[START OF Records to process]

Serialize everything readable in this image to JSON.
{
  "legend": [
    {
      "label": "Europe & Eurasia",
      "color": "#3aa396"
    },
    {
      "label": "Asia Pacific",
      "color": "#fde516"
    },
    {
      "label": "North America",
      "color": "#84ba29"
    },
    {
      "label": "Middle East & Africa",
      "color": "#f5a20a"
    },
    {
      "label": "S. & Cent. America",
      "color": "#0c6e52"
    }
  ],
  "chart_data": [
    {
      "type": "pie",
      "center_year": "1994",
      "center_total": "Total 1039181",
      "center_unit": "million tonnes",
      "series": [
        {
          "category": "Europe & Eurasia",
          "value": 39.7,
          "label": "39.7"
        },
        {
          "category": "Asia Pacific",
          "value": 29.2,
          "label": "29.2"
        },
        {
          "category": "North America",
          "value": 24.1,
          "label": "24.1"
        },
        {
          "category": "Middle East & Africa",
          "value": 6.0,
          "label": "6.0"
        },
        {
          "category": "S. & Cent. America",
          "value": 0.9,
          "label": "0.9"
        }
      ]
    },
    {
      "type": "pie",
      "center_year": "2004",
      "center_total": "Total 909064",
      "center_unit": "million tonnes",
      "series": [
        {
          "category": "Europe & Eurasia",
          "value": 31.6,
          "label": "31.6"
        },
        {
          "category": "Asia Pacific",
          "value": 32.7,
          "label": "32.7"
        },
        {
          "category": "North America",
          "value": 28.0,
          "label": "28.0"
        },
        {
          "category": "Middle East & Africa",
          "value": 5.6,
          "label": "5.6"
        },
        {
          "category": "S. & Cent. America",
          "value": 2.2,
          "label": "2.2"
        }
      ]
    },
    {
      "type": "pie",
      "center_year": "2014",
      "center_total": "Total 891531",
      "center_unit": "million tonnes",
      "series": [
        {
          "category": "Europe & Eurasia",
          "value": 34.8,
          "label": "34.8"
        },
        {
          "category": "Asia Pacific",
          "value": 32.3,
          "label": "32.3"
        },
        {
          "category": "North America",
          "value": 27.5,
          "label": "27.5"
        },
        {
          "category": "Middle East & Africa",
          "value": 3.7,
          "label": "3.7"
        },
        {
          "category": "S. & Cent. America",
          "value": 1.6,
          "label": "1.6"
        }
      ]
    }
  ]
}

[END OF Records to process]

• Problem to solve:
Copy the records above exactly as they appear.

• Response for this exercise:
Serialize everything readable in this image to JSON.
{
  "legend": [
    {
      "label": "Europe & Eurasia",
      "color": "#3aa396"
    },
    {
      "label": "Asia Pacific",
      "color": "#fde516"
    },
    {
      "label": "North America",
      "color": "#84ba29"
    },
    {
      "label": "Middle East & Africa",
      "color": "#f5a20a"
    },
    {
      "label": "S. & Cent. America",
      "color": "#0c6e52"
    }
  ],
  "chart_data": [
    {
      "type": "pie",
      "center_year": "1994",
      "center_total": "Total 1039181",
      "center_unit": "million tonnes",
      "series": [
        {
          "category": "Europe & Eurasia",
          "value": 39.7,
          "label": "39.7"
        },
        {
          "category": "Asia Pacific",
          "value": 29.2,
          "label": "29.2"
        },
        {
          "category": "North America",
          "value": 24.1,
          "label": "24.1"
        },
        {
          "category": "Middle East & Africa",
          "value": 6.0,
          "label": "6.0"
        },
        {
          "category": "S. & Cent. America",
          "value": 0.9,
          "label": "0.9"
        }
      ]
    },
    {
      "type": "pie",
      "center_year": "2004",
      "center_total": "Total 909064",
      "center_unit": "million tonnes",
      "series": [
        {
          "category": "Europe & Eurasia",
          "value": 31.6,
          "label": "31.6"
        },
        {
          "category": "Asia Pacific",
          "value": 32.7,
          "label": "32.7"
        },
        {
          "category": "North America",
          "value": 28.0,
          "label": "28.0"
        },
        {
          "category": "Middle East & Africa",
          "value": 5.6,
          "label": "5.6"
        },
        {
          "category": "S. & Cent. America",
          "value": 2.2,
          "label": "2.2"
        }
      ]
    },
    {
      "type": "pie",
      "center_year": "2014",
      "center_total": "Total 891531",
      "center_unit": "million tonnes",
      "series": [
        {
          "category": "Europe & Eurasia",
          "value": 34.8,
          "label": "34.8"
        },
        {
          "category": "Asia Pacific",
          "value": 32.3,
          "label": "32.3"
        },
        {
          "category": "North America",
          "value": 27.5,
          "label": "27.5"
        },
        {
          "category": "Middle East & Africa",
          "value": 3.7,
          "label": "3.7"
        },
        {
          "category": "S. & Cent. America",
          "value": 1.6,
          "label": "1.6"
        }
      ]
    }
  ]
}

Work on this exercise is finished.